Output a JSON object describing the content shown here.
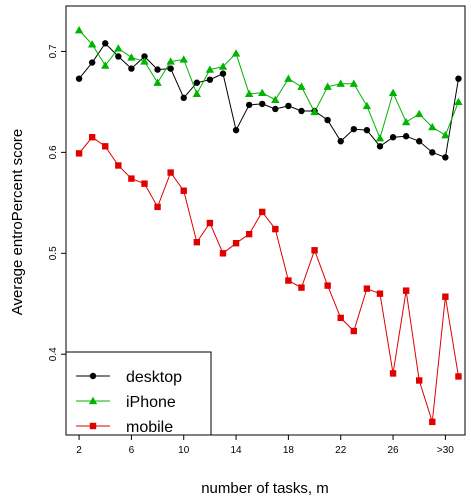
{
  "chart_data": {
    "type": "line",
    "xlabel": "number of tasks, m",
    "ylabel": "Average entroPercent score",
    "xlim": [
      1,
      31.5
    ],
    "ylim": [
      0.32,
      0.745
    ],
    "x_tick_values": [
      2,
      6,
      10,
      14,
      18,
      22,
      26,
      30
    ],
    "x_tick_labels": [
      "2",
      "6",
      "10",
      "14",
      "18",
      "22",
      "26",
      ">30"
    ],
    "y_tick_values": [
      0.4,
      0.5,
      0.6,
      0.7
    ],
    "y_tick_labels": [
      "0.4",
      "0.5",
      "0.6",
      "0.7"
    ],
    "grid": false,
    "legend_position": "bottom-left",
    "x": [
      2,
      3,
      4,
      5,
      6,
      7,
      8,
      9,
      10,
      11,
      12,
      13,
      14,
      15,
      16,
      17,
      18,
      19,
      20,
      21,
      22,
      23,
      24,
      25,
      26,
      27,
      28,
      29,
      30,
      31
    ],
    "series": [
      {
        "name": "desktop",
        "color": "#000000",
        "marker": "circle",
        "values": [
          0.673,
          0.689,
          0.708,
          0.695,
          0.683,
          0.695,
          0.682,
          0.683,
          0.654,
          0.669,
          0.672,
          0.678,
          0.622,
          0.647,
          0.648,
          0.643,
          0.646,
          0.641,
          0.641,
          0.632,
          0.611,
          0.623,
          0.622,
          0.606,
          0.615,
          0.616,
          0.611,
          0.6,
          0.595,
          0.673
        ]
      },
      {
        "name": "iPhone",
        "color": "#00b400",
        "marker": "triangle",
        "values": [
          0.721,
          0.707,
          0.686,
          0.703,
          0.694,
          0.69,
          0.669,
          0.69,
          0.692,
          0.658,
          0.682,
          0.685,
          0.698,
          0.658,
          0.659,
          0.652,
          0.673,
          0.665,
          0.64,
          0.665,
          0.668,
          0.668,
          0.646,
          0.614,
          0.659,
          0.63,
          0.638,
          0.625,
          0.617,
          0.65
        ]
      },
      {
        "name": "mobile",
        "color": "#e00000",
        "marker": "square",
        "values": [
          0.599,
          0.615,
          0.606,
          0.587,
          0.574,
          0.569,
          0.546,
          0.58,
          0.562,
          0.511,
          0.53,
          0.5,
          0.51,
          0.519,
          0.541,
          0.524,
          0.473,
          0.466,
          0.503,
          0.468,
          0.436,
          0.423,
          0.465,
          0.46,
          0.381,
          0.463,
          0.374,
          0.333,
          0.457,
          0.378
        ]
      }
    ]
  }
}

- - - - - - -

--- OBJECTIVE ---
Report every line containing the word "name" from the listing above.

--- RESPONSE TO THE EXERCISE ---
        "name": "desktop",
        "name": "iPhone",
        "name": "mobile",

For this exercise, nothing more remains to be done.